=== Görev tanımı ===
Verilen metinden "Günün birincil işi" ile başlayıp "tadına renk kattı." ile biten bölümü hiçbir değişiklik yapmadan çıkarın.

=== Verilen metin ===
Günün birincil işi havuz temizlemenin yerini haşere ilaçlamaya bırakmasıyla, panzehir namına attık kendimizi yine sokaklara. Evden çıkmadan son kare, hercailer ve Mehmet!
Evden, Küçükkuyu'dan duvar boyası almak için çıktık ve Altınoluk'ta kedilere masadan kılçık yerine kola tenekesi atılabileceğini öğrendiğimiz Ege'deki pek çok Akdeniz Balıkçısı'ndan birinde lezzetli bir balık yedik.
Bu küçük işletmenin sırrı yaslandığı balık tezgahında saklı, ülkemizin ve dünyadaki balık pazarlarının en işlevselleri bu hizmeti bünyesinde barındıranlardır tüketici kanımla. Yediğimiz balığın cinsinin Minegül olması da tadına renk kattı.
Küçükkuyu nalburlarında fellik fellik arandıktan sonra Birlik Nalbur ve Yapı Malzemeleri'nde aradığımız renkleri ve hiç ummadığımız bir neşeyi bulduk. Tez muhabbet fazla boya mı demek? 15lt Polisan İstanbul bejiyle ne yapacağız biz? Alt katın duvar kağıdı idare ediyormuş, sadece bir duvar isyan etmiş, o da yedek kağıtla bastırılabilirmiş. Efsunlanmışız biz o dükkanda, kasadaki ablanın yanında hoş sohbet bir çaycı bayan vardı, arada faturaya eklenen her mal için yaz yaz diye kikir kikir kikirdiyordu, ooo abla sen ödeyeceksin herhalde diye takıldığımda kendisinin dükkan sahibinin eşi olduğunu öğrendim. Hiç güleceğimiz yokken bizi çok güldüren Sevgül ve Gülşen hanıma teşekkürler.

=== Girdiler ===
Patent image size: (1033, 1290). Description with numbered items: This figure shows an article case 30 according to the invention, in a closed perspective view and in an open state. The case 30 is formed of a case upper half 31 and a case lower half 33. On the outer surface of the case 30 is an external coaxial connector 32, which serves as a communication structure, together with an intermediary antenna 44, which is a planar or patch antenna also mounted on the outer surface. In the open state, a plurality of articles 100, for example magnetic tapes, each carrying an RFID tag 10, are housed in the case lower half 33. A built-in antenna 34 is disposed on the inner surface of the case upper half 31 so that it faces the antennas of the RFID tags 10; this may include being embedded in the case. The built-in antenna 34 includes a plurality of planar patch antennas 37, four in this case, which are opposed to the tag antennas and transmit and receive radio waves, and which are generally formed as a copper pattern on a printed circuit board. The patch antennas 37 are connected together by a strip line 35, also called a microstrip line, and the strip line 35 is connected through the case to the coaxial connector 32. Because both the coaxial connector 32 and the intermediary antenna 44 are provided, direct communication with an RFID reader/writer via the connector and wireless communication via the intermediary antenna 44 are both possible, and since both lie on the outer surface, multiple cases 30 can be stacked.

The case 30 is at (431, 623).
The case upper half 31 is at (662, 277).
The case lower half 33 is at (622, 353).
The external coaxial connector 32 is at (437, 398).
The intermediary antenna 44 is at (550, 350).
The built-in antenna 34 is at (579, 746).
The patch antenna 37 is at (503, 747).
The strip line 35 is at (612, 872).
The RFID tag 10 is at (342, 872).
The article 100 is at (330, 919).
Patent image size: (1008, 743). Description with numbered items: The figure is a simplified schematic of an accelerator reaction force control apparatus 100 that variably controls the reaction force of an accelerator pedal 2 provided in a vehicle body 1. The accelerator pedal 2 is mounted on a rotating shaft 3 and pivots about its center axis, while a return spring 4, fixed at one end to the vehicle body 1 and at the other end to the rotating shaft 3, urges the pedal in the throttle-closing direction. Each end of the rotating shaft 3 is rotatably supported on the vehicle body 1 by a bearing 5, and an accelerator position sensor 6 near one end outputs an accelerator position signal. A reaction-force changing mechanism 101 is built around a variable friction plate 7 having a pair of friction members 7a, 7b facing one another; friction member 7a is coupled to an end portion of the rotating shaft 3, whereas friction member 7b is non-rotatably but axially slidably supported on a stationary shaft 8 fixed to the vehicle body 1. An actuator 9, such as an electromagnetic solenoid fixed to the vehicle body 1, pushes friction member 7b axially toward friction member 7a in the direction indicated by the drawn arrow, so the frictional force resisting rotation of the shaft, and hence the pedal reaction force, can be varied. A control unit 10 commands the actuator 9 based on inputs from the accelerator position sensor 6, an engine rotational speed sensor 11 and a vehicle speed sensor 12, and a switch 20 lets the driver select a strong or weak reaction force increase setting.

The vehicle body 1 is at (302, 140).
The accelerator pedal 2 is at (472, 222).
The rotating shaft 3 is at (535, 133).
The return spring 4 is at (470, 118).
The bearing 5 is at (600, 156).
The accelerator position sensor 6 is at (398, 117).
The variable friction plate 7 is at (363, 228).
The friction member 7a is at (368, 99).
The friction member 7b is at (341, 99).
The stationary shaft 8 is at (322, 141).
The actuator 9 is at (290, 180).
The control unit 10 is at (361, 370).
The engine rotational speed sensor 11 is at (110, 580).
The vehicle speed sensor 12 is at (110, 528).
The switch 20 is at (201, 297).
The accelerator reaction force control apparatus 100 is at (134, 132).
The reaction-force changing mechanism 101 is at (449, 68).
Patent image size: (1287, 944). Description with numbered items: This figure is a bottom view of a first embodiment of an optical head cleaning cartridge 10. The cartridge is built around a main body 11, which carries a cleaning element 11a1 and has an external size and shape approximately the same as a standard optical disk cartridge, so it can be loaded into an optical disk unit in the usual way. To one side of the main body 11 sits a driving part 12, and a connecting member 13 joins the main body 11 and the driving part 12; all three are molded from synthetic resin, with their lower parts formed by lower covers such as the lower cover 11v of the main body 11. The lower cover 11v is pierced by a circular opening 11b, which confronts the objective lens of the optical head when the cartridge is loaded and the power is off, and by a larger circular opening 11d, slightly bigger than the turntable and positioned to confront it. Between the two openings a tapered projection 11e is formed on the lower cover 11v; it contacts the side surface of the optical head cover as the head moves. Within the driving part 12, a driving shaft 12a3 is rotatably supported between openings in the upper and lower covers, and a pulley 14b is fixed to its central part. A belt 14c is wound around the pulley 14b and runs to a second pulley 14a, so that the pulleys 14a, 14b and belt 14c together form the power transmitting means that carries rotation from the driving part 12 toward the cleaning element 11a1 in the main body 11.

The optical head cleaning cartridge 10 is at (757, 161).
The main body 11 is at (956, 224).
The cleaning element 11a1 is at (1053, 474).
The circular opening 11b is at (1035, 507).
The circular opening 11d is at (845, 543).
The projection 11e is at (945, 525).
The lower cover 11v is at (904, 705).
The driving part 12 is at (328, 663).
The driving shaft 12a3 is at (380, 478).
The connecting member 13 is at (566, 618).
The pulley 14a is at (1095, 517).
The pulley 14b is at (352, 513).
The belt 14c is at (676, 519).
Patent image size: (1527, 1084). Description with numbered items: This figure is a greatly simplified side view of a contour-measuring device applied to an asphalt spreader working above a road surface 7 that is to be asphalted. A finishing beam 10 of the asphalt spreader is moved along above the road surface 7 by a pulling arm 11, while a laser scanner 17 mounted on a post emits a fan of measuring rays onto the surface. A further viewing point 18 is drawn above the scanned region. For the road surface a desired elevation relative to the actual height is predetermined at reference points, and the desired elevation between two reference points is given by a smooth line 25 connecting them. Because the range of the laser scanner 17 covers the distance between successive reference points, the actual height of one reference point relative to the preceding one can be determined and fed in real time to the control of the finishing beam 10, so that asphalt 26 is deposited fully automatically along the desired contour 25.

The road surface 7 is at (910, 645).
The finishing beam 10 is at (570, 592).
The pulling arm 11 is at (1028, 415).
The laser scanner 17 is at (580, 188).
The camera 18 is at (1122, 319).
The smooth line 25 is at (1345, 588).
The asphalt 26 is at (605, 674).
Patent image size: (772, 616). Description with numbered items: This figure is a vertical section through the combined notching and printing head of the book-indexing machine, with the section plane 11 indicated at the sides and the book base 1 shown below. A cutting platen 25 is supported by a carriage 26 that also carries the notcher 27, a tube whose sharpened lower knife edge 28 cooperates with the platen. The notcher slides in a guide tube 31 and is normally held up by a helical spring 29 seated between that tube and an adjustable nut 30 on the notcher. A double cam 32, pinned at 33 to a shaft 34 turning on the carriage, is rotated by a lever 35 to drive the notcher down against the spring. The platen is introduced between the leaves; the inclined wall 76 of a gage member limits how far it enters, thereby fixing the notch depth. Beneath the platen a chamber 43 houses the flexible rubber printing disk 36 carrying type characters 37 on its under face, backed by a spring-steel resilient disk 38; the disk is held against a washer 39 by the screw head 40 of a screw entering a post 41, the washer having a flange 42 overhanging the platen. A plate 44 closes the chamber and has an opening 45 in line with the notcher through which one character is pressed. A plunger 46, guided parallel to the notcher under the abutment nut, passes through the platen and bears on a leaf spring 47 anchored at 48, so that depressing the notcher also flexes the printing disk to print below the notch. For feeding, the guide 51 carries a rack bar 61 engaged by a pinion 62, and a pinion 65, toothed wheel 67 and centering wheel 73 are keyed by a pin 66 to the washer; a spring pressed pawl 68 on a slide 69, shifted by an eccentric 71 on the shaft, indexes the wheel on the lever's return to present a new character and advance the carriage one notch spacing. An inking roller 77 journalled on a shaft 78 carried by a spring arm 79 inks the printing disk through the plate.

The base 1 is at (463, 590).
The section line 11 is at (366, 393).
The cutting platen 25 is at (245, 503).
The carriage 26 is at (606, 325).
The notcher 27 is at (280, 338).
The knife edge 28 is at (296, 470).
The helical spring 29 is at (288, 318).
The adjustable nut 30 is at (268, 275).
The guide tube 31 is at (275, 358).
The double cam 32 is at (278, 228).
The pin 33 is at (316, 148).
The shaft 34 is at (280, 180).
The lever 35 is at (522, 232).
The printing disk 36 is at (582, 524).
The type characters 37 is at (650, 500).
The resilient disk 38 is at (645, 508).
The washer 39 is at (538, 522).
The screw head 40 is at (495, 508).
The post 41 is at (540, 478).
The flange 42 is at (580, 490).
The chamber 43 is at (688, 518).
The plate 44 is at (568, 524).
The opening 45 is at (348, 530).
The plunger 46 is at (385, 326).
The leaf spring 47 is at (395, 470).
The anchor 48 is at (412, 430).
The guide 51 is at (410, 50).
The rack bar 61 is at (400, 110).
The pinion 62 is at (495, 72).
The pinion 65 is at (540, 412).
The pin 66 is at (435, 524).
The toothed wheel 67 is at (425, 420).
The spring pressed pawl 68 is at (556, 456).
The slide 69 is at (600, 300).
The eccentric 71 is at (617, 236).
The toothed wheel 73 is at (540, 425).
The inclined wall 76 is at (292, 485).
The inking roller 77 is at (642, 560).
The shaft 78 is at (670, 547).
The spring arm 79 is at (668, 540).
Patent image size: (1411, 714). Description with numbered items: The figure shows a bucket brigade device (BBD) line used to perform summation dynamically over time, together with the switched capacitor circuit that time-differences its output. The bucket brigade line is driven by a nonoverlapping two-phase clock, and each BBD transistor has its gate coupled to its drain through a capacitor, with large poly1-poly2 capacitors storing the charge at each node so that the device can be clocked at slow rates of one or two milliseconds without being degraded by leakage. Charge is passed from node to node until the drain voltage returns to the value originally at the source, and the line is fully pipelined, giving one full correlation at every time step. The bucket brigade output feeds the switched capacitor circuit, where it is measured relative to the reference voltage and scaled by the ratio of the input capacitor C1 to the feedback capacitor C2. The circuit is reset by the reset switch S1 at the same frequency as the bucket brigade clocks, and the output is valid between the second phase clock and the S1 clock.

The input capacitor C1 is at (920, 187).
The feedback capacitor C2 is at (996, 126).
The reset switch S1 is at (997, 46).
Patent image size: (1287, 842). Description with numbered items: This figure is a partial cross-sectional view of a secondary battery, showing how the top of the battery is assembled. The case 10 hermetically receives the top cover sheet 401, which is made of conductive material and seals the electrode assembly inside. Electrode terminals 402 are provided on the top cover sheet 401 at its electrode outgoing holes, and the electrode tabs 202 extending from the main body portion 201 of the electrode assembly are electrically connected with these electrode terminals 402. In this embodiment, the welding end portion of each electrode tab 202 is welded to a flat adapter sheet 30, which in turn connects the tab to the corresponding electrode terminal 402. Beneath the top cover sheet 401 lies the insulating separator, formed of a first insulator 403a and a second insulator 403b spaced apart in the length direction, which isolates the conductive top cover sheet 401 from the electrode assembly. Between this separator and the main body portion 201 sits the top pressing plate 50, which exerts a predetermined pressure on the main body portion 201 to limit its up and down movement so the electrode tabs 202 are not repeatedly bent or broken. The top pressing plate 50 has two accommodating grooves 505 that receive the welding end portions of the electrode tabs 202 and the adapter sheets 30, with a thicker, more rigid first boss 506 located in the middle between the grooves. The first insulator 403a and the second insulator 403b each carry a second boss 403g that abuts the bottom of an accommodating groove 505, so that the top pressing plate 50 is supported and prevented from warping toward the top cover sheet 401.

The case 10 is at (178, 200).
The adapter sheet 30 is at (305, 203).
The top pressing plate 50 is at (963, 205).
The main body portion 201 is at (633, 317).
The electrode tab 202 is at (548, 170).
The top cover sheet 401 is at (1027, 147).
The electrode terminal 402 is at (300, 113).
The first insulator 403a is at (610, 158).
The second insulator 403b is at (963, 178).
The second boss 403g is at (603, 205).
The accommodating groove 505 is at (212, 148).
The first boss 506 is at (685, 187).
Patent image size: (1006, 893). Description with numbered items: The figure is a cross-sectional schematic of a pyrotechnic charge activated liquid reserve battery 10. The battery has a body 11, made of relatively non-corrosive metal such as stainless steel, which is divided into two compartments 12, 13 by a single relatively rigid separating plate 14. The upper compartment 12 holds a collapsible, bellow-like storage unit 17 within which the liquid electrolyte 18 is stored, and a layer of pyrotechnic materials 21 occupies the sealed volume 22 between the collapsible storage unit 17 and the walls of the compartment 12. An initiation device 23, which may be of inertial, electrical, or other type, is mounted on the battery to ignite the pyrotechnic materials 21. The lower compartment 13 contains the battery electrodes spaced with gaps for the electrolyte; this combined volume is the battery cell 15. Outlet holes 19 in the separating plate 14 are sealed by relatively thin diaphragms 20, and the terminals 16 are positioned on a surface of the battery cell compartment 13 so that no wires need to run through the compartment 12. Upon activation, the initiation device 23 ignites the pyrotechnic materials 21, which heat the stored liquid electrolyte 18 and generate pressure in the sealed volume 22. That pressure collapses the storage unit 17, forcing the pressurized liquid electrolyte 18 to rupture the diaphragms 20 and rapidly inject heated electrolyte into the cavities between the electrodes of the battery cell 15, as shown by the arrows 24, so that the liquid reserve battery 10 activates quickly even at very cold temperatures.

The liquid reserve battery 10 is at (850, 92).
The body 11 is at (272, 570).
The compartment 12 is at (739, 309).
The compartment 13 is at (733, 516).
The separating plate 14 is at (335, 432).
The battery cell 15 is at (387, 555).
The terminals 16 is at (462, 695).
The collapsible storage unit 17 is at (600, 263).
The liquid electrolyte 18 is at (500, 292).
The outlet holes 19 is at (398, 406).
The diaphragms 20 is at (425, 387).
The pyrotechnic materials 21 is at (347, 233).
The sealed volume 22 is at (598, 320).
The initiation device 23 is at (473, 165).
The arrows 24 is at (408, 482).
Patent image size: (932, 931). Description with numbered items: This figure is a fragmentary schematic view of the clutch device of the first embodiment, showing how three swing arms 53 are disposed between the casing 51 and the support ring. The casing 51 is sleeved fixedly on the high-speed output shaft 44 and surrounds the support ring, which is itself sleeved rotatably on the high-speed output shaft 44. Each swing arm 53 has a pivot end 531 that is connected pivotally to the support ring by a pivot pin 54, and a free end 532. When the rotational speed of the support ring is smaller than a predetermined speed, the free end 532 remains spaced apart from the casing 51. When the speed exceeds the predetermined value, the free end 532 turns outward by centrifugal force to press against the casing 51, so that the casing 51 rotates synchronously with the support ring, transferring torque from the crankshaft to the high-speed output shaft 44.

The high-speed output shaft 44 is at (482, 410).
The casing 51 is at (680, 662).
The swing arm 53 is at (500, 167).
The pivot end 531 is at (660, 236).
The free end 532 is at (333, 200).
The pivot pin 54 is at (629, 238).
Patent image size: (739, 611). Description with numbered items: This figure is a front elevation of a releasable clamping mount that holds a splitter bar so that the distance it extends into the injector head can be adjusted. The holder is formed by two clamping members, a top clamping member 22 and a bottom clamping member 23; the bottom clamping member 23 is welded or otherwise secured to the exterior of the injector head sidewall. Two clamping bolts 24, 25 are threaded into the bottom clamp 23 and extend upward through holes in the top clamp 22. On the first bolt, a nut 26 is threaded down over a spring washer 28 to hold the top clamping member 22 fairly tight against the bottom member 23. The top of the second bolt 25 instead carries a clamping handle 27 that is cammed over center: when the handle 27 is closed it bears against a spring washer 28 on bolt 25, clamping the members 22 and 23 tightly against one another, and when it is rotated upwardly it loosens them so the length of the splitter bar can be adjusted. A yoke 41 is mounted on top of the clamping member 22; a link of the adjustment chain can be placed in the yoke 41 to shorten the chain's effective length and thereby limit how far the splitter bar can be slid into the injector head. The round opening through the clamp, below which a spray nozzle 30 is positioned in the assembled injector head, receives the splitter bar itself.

=== Sonuç ===
Günün birincil işi havuz temizlemenin yerini haşere ilaçlamaya bırakmasıyla, panzehir namına attık kendimizi yine sokaklara. Evden çıkmadan son kare, hercailer ve Mehmet!
Evden, Küçükkuyu'dan duvar boyası almak için çıktık ve Altınoluk'ta kedilere masadan kılçık yerine kola tenekesi atılabileceğini öğrendiğimiz Ege'deki pek çok Akdeniz Balıkçısı'ndan birinde lezzetli bir balık yedik.
Bu küçük işletmenin sırrı yaslandığı balık tezgahında saklı, ülkemizin ve dünyadaki balık pazarlarının en işlevselleri bu hizmeti bünyesinde barındıranlardır tüketici kanımla. Yediğimiz balığın cinsinin Minegül olması da tadına renk kattı.